◆ Task brief
Could you repeat exactly the lines below, from the line containing "Read this page and output its text content." through the last one, both included, while leaving out any pictures?

◆ Entries supplied
-------------------------

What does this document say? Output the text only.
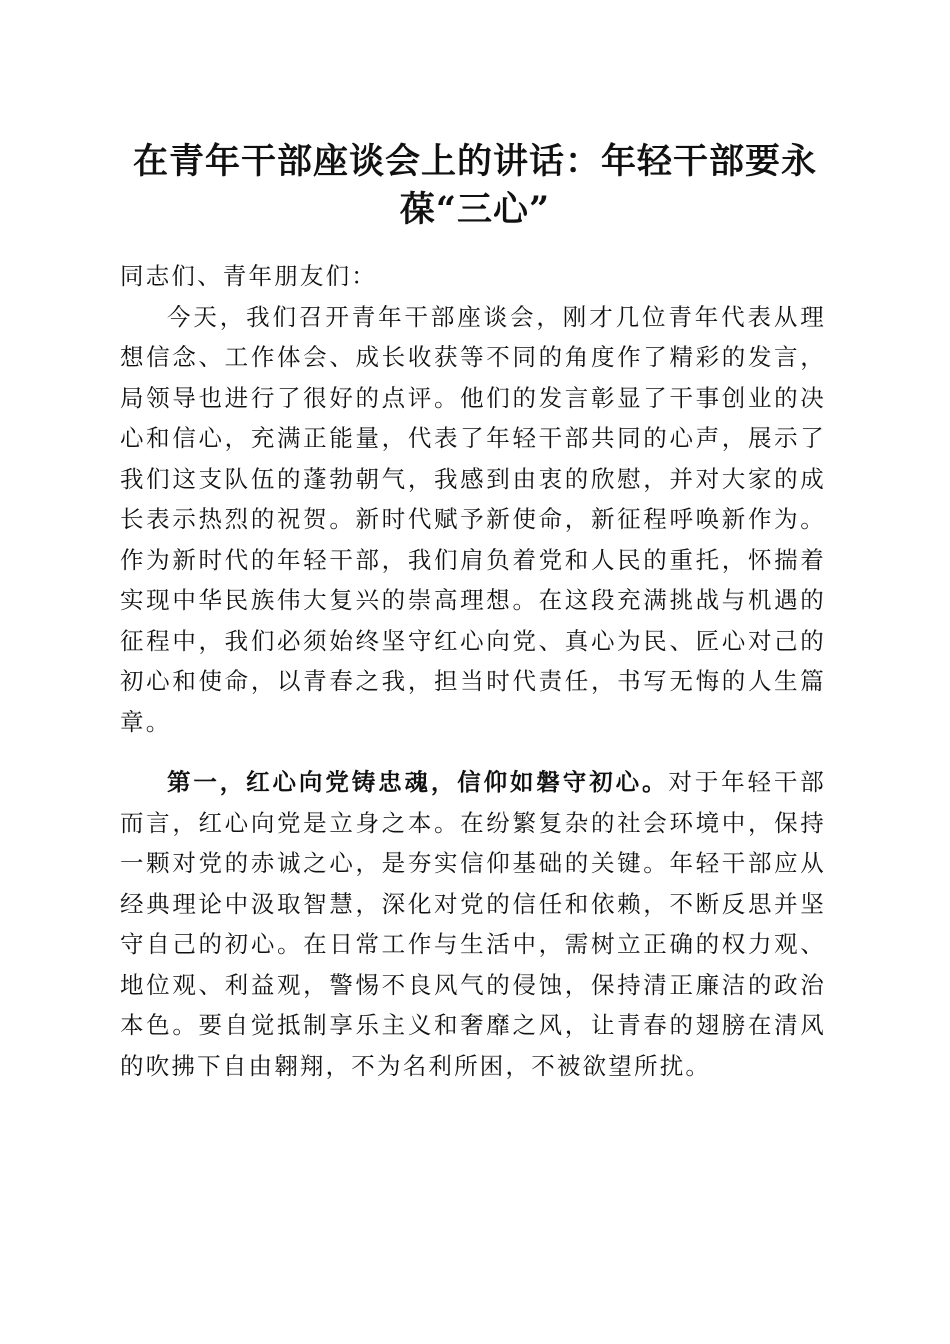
在青年干部座谈会上的讲话：年轻干部要永葆“三心”

同志们、青年朋友们：

今天，我们召开青年干部座谈会，刚才几位青年代表从理想信念、工作体会、成长收获等不同的角度作了精彩的发言，局领导也进行了很好的点评。他们的发言彰显了干事创业的决心和信心，充满正能量，代表了年轻干部共同的心声，展示了我们这支队伍的蓬勃朝气，我感到由衷的欣慰，并对大家的成长表示热烈的祝贺。新时代赋予新使命，新征程呼唤新作为。作为新时代的年轻干部，我们肩负着党和人民的重托，怀揣着实现中华民族伟大复兴的崇高理想。在这段充满挑战与机遇的征程中，我们必须始终坚守红心向党、真心为民、匠心对己的初心和使命，以青春之我，担当时代责任，书写无悔的人生篇章。

第一，红心向党铸忠魂，信仰如磐守初心。对于年轻干部而言，红心向党是立身之本。在纷繁复杂的社会环境中，保持一颗对党的赤诚之心，是夯实信仰基础的关键。年轻干部应从经典理论中汲取智慧，深化对党的信任和依赖，不断反思并坚守自己的初心。在日常工作与生活中，需树立正确的权力观、地位观、利益观，警惕不良风气的侵蚀，保持清正廉洁的政治本色。要自觉抵制享乐主义和奢靡之风，让青春的翅膀在清风的吹拂下自由翱翔，不为名利所困，不被欲望所扰。
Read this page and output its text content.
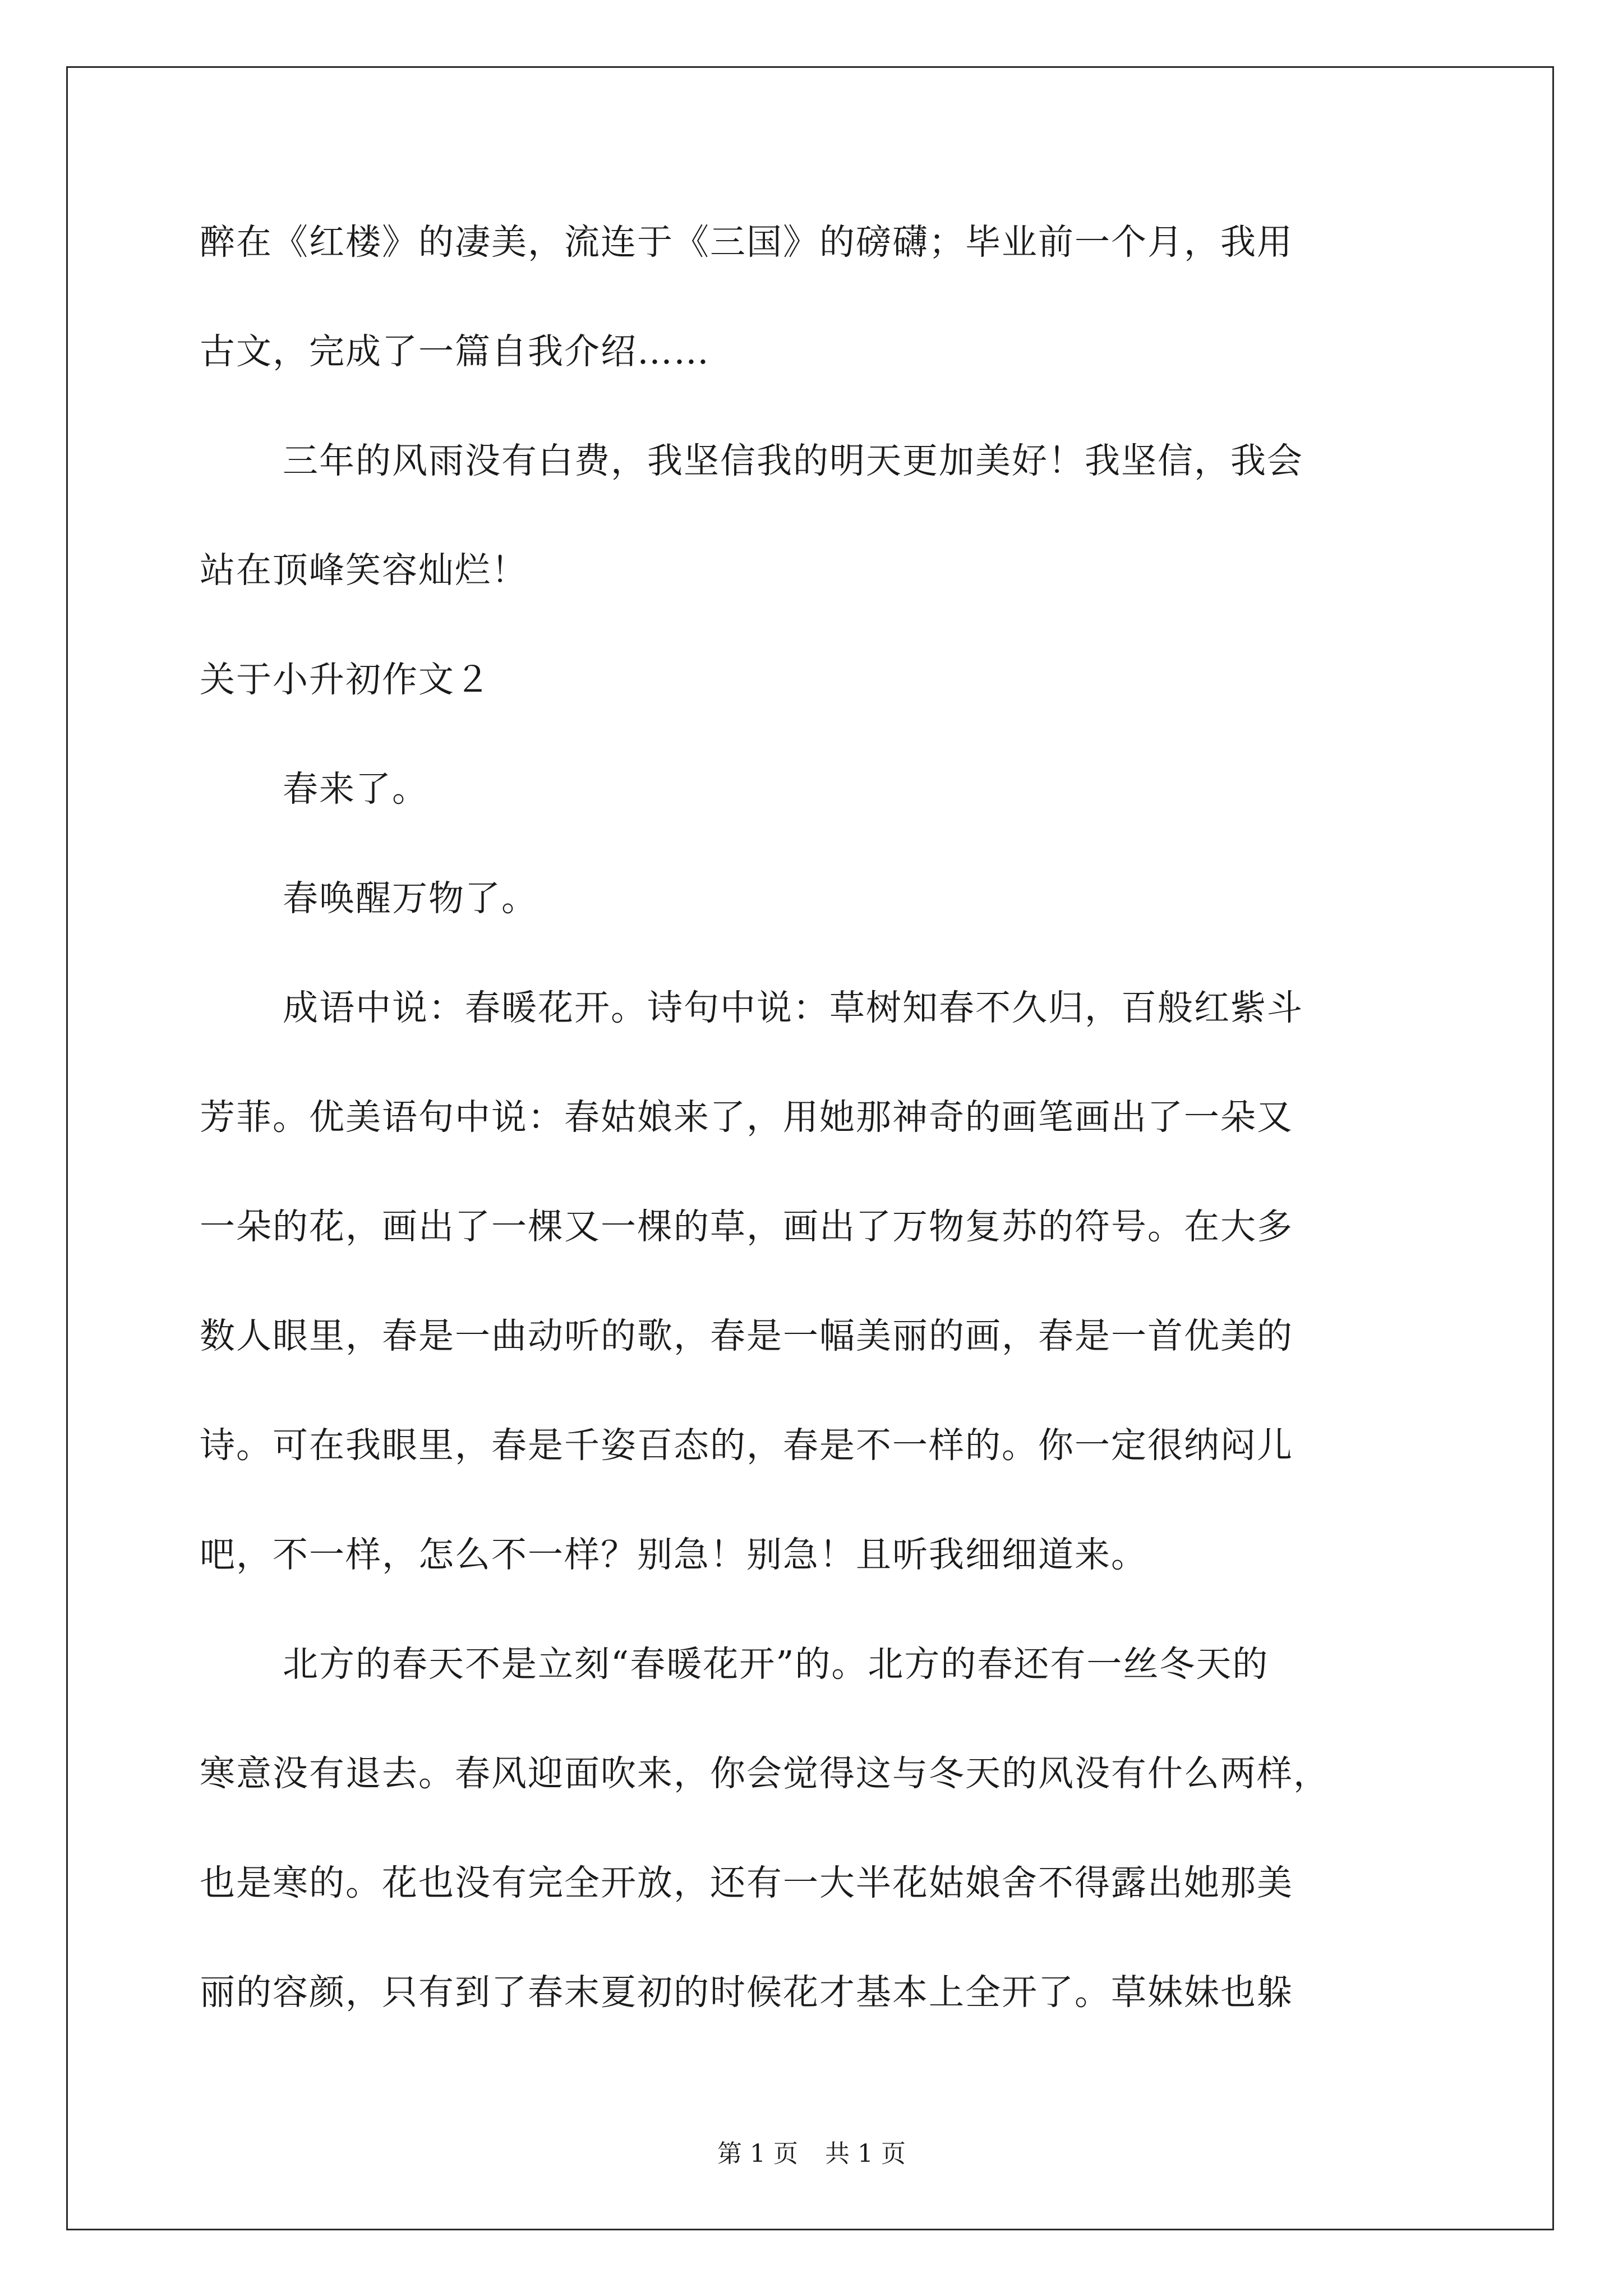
醉在《红楼》的凄美，流连于《三国》的磅礴；毕业前一个月，我用
古文，完成了一篇自我介绍……
三年的风雨没有白费，我坚信我的明天更加美好！我坚信，我会
站在顶峰笑容灿烂！
关于小升初作文２
春来了。
春唤醒万物了。
成语中说：春暖花开。诗句中说：草树知春不久归，百般红紫斗
芳菲。优美语句中说：春姑娘来了，用她那神奇的画笔画出了一朵又
一朵的花，画出了一棵又一棵的草，画出了万物复苏的符号。在大多
数人眼里，春是一曲动听的歌，春是一幅美丽的画，春是一首优美的
诗。可在我眼里，春是千姿百态的，春是不一样的。你一定很纳闷儿
吧，不一样，怎么不一样？别急！别急！且听我细细道来。
北方的春天不是立刻“春暖花开”的。北方的春还有一丝冬天的
寒意没有退去。春风迎面吹来，你会觉得这与冬天的风没有什么两样，
也是寒的。花也没有完全开放，还有一大半花姑娘舍不得露出她那美
丽的容颜，只有到了春末夏初的时候花才基本上全开了。草妹妹也躲
第 1 页 共 1 页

-------------------------

◆ Solution for this task
Read this page and output its text content.
醉在《红楼》的凄美，流连于《三国》的磅礴；毕业前一个月，我用
古文，完成了一篇自我介绍……
三年的风雨没有白费，我坚信我的明天更加美好！我坚信，我会
站在顶峰笑容灿烂！
关于小升初作文２
春来了。
春唤醒万物了。
成语中说：春暖花开。诗句中说：草树知春不久归，百般红紫斗
芳菲。优美语句中说：春姑娘来了，用她那神奇的画笔画出了一朵又
一朵的花，画出了一棵又一棵的草，画出了万物复苏的符号。在大多
数人眼里，春是一曲动听的歌，春是一幅美丽的画，春是一首优美的
诗。可在我眼里，春是千姿百态的，春是不一样的。你一定很纳闷儿
吧，不一样，怎么不一样？别急！别急！且听我细细道来。
北方的春天不是立刻“春暖花开”的。北方的春还有一丝冬天的
寒意没有退去。春风迎面吹来，你会觉得这与冬天的风没有什么两样，
也是寒的。花也没有完全开放，还有一大半花姑娘舍不得露出她那美
丽的容颜，只有到了春末夏初的时候花才基本上全开了。草妹妹也躲
第 1 页 共 1 页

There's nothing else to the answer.